_PASSAGE_:
# In an Electrotlytic cell using MgSO4 electrolyte, Cu(OH)2 and Mg(OH)2 are visible products, Where Does SO4 go?

I have an electrolytic cell with $$\ce{MgSO4}$$in an aqueous solution at full saturation, running at a potential of $$3.6v$$ with a copper anode because I need some $$\ce{Cu(OH)2}$$.

Production of $$\ce{Cu(OH)2}$$, $$\ce{CuOH}$$ and $$\ce{Mg(OH)2}$$ are all visible.

There's no gas production at the anode but I expect that the oxygen is remaining in solution due to $$\ce{OH}$$ production.

There's no sign of $$\ce{SO2}$$ or $$\ce{SO3}$$, so what Happens to $$\ce{SO4-}$$?

_WORK REQUEST 1_: In the electrolysis question, what material is the anode made of?
_WORK REQUEST 2_: Copy the electrolysis question word for word, beginning at the words "I have an electrolytic" and stopping after "are all visible.".
The data that comes next isn't needed for anything here.

_RECORDS_:
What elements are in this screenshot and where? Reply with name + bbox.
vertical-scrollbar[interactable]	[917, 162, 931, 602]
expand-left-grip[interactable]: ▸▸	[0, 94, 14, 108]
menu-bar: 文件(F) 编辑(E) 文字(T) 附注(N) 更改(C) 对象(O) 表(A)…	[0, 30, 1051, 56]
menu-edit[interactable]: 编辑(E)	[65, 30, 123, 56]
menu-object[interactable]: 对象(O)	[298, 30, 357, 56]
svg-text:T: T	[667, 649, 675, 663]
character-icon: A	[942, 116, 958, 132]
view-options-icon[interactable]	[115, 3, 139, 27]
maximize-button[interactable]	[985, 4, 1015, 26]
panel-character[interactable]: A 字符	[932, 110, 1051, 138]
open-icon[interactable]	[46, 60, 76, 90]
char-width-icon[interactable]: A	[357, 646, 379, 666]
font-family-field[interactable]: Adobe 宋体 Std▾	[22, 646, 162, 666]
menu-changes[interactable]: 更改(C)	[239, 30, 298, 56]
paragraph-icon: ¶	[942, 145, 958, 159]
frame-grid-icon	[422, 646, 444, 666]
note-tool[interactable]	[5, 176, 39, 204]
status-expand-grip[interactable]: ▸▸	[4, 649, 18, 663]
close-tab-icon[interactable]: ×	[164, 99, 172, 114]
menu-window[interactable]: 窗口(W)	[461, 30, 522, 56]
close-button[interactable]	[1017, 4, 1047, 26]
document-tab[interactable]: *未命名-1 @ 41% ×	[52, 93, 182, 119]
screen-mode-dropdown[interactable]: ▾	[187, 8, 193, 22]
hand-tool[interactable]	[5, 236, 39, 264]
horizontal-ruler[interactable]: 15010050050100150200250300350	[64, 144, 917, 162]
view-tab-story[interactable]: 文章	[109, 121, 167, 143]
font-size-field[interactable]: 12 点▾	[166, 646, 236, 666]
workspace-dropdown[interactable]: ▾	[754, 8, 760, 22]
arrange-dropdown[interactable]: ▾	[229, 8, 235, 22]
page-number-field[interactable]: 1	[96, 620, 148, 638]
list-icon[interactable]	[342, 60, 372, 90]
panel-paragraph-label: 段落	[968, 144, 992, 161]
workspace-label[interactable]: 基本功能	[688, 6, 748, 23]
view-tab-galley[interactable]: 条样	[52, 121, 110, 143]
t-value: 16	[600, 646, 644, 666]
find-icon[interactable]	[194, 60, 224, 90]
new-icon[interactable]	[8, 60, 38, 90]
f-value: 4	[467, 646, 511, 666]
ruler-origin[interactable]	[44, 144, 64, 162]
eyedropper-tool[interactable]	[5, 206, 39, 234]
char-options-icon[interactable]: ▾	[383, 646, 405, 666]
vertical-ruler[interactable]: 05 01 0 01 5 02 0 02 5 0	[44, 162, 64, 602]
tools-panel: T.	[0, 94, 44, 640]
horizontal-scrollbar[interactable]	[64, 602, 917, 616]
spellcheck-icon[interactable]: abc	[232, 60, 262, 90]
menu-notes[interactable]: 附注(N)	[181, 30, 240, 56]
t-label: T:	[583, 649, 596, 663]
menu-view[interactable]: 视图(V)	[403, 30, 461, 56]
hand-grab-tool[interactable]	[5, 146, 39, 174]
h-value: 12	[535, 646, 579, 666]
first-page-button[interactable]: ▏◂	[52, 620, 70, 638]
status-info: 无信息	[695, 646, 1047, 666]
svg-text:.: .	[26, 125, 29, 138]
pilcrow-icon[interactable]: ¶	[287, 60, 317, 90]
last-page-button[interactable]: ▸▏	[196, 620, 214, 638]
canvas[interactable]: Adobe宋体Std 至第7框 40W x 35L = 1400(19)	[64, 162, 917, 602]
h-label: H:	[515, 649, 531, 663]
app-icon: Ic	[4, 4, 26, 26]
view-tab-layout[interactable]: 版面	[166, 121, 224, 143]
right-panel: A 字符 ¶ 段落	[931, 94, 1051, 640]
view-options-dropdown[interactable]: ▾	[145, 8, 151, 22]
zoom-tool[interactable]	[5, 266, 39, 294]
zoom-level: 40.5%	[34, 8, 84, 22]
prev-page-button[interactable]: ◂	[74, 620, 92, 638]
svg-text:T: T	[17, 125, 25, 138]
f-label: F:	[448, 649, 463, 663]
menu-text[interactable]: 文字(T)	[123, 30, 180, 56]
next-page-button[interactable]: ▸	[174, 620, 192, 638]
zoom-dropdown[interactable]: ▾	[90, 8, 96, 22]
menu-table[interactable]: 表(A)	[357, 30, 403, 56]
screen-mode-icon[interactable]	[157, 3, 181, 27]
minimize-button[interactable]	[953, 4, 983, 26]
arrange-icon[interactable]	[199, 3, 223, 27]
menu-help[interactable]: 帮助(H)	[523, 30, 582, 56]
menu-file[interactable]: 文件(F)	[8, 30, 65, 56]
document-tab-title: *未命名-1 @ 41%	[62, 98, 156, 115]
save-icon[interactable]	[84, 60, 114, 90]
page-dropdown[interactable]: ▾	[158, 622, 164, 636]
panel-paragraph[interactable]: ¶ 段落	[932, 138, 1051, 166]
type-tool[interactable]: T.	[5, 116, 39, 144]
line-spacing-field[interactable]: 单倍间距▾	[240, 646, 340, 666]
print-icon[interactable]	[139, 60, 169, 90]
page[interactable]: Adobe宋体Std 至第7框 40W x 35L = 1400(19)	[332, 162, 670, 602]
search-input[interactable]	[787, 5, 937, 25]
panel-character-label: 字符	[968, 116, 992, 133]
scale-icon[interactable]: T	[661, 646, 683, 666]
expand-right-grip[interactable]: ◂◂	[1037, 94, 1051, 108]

_YOUR SOLUTION 1_: The anode is made of copper.

_YOUR SOLUTION 2_:
I have an electrolytic cell with $$\ce{MgSO4}$$in an aqueous solution at full saturation, running at a potential of $$3.6v$$ with a copper anode because I need some $$\ce{Cu(OH)2}$$.

Production of $$\ce{Cu(OH)2}$$, $$\ce{CuOH}$$ and $$\ce{Mg(OH)2}$$ are all visible.